• _Apply what you read_
A. Answer these questions from the passage on HDFS concentrations:
(i) How long is the internship in the adolescence and youth development concentration?
(ii) Which body administers the national certification exam that child life graduates are eligible to take?
(iii) What minimum GPA must students have to enter the national competition for a child life internship?
B. Pick up the passage on HDFS concentrations after its last sentence and keep writing it.

• _Supplied passage_
Adolescence and Youth Development Concentration
A major in HDFS with a concentration in adolescence and youth development is available for students who are interested in the growth and development of adolescents and youth within the family, peer, and school contexts. The goal of this concentration is to prepare students for work with youth and adolescents in a variety of settings including community-based programs, family service agencies, and mental-health agencies, or for graduate studies in a variety of fields. This concentration has a one-semester internship requirement.
Child Life Concentration
A major in HDFS with a concentration in child life is for students who wish to pursue the healthcare career of a Certified Child Life Specialist (CCLS). The curriculum consists of a comprehensive foundation of courses related to child development, family systems, and play, as well as coursework specific to children in the healthcare setting. Laboratory and practicum experiences, along with the conceptual information, provides the foundation necessary to support children and their families in the healthcare setting. CCLS’s provide education about diagnosis, support through procedures, and promote development. Graduates are eligible to sit for the national certification exam administered by the Child Life Certifying Committee of the Association of Child Life Professionals. This concentration requires completion of an internship in a child life clinical setting. A minimum GPA of 3.0, 100 practicum and volunteer hours, competent interviewing skills, and the resources to relocate are basic requirements for students to enter the national competition for a child life internship.

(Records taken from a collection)
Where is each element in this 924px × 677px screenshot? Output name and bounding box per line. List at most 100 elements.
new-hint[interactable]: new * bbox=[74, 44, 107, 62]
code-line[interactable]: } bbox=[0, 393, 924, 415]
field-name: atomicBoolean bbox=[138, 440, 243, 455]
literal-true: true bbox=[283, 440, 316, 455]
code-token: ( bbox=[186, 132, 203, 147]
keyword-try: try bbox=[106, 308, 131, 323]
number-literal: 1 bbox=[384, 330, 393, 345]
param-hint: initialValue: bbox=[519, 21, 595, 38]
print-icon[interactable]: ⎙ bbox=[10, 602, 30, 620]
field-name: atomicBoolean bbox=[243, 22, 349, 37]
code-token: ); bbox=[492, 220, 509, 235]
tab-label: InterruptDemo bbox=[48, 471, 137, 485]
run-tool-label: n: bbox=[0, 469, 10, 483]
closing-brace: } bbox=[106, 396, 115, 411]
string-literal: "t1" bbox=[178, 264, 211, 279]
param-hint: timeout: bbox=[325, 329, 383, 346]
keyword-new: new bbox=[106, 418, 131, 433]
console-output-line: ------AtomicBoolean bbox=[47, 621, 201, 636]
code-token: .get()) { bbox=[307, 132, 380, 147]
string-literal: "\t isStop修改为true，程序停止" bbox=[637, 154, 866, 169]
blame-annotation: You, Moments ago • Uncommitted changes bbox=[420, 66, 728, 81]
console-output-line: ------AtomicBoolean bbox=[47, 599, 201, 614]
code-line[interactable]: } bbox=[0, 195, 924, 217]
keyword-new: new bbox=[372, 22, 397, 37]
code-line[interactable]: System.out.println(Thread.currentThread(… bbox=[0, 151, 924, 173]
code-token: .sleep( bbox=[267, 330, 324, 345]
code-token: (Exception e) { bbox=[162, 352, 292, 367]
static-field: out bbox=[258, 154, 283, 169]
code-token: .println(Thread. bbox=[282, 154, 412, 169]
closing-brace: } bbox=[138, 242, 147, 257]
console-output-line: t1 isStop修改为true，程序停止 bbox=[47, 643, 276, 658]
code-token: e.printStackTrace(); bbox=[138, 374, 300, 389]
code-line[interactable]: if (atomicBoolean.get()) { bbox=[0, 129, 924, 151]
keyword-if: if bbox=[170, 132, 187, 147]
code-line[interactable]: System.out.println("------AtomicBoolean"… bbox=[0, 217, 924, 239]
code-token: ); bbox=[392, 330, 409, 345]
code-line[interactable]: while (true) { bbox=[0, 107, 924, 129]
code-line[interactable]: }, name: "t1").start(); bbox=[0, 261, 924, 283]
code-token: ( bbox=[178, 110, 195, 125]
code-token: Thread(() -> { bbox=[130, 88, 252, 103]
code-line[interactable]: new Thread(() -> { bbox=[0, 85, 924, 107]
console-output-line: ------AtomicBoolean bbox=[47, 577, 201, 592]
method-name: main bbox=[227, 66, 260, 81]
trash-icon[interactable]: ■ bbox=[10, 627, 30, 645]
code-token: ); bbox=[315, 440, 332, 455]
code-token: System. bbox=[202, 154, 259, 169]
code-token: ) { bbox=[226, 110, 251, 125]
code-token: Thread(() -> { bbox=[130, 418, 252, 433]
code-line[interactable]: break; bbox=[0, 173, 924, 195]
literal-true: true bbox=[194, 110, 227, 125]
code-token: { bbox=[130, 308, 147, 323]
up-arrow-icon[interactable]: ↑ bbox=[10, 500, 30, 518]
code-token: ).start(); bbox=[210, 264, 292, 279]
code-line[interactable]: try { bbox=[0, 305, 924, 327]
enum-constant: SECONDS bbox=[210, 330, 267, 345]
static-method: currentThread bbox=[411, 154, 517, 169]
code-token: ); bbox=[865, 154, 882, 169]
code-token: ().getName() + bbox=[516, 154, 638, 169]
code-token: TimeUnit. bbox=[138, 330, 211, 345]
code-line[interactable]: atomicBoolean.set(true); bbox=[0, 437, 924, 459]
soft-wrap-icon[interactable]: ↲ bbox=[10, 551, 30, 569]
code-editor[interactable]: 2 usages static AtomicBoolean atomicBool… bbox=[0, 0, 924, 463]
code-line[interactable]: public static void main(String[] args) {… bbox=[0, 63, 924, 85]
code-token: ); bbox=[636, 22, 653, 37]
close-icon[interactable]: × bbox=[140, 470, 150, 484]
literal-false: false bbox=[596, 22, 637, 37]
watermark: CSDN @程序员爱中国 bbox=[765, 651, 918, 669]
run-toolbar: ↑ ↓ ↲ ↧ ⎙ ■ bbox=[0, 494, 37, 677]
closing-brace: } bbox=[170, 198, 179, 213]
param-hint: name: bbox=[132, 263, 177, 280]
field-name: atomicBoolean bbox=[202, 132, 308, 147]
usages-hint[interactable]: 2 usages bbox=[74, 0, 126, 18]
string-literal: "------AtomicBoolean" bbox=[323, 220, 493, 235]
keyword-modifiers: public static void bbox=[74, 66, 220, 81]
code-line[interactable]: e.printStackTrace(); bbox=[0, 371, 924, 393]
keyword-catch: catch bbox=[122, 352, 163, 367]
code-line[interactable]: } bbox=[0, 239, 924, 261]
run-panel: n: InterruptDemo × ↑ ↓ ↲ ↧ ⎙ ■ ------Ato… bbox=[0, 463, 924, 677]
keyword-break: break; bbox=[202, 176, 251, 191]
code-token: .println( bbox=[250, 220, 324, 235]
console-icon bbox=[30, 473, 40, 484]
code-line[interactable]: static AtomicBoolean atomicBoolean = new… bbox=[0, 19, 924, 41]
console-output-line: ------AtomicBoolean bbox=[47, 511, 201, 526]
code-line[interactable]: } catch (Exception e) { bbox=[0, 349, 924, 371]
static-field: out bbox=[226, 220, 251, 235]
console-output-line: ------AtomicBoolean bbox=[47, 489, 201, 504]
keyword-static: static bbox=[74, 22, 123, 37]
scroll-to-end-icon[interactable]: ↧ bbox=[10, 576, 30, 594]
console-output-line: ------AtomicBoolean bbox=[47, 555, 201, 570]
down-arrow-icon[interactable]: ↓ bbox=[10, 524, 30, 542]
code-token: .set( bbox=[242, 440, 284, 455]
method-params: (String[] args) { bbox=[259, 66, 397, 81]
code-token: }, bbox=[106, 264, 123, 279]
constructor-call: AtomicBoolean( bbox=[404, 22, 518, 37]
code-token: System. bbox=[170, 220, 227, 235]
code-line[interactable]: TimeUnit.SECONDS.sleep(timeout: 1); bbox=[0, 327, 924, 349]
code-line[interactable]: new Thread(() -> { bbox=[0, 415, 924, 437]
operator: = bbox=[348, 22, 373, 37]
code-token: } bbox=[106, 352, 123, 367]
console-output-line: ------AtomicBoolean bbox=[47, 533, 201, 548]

• _Task results_
A.
(i) One semester.
(ii) The Child Life Certifying Committee of the Association of Child Life Professionals.
(iii) 3.0.

B.
Family Life Education and Advocacy Concentration
A major in HDFS with a concentration in family life education and advocacy is available for students who are interested in family relations and want to learn how to create and deliver educational programming to enhance family functioning. Graduates may qualify for certification as a Family Life Educator by the National Council on Family Relations. The goal of this concentration is to prepare students for work with families in a variety of settings including community-based programs, family service agencies, and mental-health agencies, or for graduate studies in a variety of fields. This concentration has a one-semester internship requirement.
The 18-credit minor in Human Development and Family Studies provides supplemental training for non-majors on child development, adolescent development, and family studies.
The 18-credit minor in Addiction and Recovery offers students an overview of the development and progression of addictive disorders and the process of recovery from addictions. Students will also learn the basics of drug education and methods for treating substance use disorders that incorporate family, peer, and community support.